━━ Stored data
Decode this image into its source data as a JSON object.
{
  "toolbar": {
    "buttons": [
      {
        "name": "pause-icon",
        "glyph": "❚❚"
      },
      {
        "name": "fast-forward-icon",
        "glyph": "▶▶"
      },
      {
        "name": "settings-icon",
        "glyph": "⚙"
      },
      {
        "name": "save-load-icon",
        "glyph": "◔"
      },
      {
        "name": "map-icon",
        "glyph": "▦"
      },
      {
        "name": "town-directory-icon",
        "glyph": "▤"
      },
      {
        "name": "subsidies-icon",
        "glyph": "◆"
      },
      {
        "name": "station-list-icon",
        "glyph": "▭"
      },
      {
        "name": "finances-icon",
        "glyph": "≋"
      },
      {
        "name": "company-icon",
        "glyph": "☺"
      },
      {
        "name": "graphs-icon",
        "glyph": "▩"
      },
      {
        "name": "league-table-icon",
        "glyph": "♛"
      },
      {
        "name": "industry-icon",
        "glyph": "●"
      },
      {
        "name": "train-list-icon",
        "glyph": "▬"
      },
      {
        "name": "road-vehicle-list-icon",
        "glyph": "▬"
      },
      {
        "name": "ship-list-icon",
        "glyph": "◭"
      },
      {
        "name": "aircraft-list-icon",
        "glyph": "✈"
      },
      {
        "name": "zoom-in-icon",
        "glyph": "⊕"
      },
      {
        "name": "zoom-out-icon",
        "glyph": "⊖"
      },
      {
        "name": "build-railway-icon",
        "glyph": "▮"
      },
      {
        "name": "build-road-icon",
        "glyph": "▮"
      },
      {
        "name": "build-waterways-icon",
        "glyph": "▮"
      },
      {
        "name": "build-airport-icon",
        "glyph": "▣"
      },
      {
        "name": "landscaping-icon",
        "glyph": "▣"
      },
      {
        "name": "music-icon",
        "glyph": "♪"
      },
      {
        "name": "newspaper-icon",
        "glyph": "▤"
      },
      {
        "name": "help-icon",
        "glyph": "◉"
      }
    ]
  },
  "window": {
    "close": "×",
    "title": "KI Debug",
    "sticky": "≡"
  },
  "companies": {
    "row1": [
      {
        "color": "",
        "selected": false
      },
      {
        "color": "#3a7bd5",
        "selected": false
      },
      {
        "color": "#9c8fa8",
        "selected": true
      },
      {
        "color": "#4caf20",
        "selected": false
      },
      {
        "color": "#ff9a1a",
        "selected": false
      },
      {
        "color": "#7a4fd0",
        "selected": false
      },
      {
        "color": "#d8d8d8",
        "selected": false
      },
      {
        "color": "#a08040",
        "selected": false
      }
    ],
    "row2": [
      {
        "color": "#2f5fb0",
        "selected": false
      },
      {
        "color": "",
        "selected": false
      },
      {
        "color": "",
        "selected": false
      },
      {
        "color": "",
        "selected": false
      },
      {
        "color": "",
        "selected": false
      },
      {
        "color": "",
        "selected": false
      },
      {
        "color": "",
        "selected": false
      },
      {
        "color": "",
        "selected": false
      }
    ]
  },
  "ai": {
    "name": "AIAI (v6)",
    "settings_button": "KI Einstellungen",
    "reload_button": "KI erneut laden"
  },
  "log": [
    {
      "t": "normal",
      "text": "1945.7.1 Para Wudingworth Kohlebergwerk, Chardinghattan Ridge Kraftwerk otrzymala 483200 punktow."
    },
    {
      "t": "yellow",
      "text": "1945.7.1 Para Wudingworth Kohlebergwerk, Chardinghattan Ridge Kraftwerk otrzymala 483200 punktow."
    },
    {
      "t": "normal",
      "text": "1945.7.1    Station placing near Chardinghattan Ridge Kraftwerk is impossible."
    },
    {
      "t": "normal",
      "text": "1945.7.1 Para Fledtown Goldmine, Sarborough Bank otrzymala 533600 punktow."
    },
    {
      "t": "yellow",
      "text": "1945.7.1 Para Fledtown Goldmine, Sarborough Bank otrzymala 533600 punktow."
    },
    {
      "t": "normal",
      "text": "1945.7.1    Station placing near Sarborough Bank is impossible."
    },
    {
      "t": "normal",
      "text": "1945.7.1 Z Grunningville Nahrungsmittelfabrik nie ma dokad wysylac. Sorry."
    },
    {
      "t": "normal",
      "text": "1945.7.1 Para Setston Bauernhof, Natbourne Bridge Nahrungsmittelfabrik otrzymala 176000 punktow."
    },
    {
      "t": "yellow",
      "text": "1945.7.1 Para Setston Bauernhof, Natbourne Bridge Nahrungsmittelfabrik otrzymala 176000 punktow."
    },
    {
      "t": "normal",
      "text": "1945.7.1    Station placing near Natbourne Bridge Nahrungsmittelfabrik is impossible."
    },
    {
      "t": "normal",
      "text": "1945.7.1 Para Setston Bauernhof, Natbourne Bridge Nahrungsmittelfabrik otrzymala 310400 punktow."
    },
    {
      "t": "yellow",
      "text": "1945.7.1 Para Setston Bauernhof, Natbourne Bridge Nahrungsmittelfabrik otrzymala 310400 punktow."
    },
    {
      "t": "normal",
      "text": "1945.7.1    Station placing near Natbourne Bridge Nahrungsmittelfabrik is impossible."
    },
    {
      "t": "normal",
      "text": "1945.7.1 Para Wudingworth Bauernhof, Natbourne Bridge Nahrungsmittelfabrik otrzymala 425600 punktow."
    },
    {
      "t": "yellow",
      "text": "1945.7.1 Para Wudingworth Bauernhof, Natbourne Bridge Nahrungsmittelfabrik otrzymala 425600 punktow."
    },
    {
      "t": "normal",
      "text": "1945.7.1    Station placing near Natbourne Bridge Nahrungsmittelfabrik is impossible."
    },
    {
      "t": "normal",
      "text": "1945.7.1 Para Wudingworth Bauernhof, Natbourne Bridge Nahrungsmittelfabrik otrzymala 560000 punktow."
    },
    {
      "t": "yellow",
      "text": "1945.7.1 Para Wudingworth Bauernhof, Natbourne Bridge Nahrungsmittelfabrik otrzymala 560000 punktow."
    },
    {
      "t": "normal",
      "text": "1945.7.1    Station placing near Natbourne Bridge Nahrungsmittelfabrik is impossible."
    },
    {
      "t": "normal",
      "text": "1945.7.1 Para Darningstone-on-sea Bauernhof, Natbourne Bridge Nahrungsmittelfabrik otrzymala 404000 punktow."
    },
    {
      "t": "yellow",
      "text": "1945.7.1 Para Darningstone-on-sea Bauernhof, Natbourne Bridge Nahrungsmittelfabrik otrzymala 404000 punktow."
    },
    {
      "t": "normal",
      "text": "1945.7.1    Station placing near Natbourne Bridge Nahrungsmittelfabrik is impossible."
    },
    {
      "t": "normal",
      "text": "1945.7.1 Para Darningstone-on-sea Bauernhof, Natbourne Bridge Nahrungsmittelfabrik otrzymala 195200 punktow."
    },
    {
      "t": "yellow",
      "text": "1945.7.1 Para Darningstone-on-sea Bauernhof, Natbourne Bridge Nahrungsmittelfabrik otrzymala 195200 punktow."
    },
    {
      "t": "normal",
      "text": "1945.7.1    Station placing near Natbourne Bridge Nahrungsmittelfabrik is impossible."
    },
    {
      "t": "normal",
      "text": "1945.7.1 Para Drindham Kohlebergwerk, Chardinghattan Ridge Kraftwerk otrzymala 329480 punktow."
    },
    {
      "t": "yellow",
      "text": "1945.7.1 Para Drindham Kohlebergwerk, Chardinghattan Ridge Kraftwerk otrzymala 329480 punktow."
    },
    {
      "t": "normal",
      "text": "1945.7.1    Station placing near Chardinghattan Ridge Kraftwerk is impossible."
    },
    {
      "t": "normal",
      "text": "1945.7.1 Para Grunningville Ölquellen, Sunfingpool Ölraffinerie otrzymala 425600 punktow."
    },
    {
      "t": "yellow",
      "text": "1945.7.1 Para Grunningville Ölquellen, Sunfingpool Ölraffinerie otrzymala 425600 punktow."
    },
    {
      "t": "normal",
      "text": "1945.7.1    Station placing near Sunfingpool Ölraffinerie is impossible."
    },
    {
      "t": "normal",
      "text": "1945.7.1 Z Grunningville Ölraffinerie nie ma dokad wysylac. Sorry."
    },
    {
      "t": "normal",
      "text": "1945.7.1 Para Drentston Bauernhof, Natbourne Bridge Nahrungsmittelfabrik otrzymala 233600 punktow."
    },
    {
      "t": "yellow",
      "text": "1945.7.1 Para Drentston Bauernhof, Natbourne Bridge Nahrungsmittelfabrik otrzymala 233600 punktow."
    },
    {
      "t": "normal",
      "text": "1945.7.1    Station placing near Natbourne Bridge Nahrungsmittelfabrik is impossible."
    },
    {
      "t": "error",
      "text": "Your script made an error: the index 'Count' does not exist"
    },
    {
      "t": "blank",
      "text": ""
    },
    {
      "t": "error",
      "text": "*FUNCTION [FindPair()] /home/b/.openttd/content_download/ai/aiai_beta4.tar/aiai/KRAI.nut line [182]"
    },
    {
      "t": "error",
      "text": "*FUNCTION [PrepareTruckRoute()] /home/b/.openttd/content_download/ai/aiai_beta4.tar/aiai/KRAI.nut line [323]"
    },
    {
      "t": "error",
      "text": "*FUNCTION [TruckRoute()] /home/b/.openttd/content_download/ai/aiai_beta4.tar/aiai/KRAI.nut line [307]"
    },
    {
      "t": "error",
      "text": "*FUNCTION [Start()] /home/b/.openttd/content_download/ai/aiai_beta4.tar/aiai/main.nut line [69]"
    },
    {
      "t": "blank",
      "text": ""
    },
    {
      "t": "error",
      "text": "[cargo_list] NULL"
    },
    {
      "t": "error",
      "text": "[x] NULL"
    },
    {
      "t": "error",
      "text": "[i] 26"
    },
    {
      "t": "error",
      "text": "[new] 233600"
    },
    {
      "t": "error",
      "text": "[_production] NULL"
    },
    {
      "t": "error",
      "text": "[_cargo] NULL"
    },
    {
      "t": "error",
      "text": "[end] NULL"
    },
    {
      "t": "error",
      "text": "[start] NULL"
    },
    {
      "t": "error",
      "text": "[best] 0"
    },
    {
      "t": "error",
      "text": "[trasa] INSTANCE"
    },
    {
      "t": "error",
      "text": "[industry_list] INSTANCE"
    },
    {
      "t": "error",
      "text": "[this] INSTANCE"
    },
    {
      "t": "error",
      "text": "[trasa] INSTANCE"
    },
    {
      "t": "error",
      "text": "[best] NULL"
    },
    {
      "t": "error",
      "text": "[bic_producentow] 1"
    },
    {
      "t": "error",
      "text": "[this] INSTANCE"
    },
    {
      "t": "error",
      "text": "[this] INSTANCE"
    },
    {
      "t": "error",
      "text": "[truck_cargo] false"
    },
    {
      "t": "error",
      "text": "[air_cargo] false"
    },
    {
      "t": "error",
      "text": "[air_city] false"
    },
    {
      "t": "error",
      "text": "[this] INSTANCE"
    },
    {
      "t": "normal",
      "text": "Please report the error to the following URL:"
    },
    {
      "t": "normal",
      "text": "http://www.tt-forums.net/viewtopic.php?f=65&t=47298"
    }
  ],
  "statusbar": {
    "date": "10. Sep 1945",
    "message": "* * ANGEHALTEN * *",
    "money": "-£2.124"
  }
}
━━━━
-- Goal of the exercise --
Identify lines with the string "dokad". Copy each one.

-- Expected output --
      "text": "1945.7.1 Z Grunningville Nahrungsmittelfabrik nie ma dokad wysylac. Sorry."
      "text": "1945.7.1 Z Grunningville Ölraffinerie nie ma dokad wysylac. Sorry."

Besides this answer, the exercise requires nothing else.